Count the lines below that contain the word "bçes" and give only the number.
-- start Task input --
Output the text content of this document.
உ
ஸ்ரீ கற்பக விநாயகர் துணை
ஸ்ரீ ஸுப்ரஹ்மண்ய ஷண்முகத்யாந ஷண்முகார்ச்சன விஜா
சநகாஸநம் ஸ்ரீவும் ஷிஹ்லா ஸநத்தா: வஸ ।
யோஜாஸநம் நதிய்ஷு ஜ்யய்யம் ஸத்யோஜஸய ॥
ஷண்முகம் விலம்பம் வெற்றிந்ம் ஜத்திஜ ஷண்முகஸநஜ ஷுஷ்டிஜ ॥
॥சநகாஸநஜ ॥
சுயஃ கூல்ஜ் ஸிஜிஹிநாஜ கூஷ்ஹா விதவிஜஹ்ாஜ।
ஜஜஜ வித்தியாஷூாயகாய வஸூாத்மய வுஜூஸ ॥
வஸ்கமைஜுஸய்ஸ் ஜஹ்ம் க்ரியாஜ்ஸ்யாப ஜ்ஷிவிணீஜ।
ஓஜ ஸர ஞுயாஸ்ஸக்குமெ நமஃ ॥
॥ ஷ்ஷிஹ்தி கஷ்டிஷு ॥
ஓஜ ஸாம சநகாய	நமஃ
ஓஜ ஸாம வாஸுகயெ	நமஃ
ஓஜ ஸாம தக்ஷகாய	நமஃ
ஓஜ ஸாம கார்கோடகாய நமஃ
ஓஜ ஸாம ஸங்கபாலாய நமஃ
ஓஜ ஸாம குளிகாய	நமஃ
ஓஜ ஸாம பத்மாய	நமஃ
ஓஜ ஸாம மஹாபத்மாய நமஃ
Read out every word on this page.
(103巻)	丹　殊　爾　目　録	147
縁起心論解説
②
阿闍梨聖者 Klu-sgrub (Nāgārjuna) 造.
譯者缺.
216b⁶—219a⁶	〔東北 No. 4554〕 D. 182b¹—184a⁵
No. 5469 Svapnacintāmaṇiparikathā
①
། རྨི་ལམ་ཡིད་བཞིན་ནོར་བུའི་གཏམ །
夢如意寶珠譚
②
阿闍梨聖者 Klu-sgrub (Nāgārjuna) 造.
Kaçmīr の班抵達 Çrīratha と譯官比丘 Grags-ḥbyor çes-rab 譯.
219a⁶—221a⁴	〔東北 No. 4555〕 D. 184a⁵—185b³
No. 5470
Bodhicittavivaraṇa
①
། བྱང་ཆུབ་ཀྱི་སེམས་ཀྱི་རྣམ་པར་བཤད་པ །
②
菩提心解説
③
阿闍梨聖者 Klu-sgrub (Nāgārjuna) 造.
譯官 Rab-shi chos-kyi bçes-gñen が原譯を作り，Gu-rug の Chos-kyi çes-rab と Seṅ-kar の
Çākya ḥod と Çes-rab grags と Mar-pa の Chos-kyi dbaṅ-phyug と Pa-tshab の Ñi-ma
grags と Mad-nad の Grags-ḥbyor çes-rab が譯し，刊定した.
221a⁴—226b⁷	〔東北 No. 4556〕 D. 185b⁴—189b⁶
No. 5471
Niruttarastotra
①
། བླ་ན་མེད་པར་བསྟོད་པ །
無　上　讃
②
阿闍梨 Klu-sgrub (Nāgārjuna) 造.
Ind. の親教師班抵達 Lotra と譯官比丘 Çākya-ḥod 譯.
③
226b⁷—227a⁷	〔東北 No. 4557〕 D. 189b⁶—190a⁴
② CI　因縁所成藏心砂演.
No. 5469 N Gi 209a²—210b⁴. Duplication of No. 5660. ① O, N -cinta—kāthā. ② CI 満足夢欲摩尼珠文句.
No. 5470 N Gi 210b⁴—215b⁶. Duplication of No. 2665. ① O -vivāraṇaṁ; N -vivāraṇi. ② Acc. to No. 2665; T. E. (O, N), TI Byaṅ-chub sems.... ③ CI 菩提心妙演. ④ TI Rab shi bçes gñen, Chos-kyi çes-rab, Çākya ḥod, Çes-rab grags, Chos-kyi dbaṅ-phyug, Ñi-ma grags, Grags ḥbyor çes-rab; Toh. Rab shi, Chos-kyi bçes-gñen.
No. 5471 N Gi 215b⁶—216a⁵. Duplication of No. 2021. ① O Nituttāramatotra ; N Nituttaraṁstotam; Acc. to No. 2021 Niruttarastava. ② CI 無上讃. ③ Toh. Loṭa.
-- end Task input --
=== Exercise output ===
2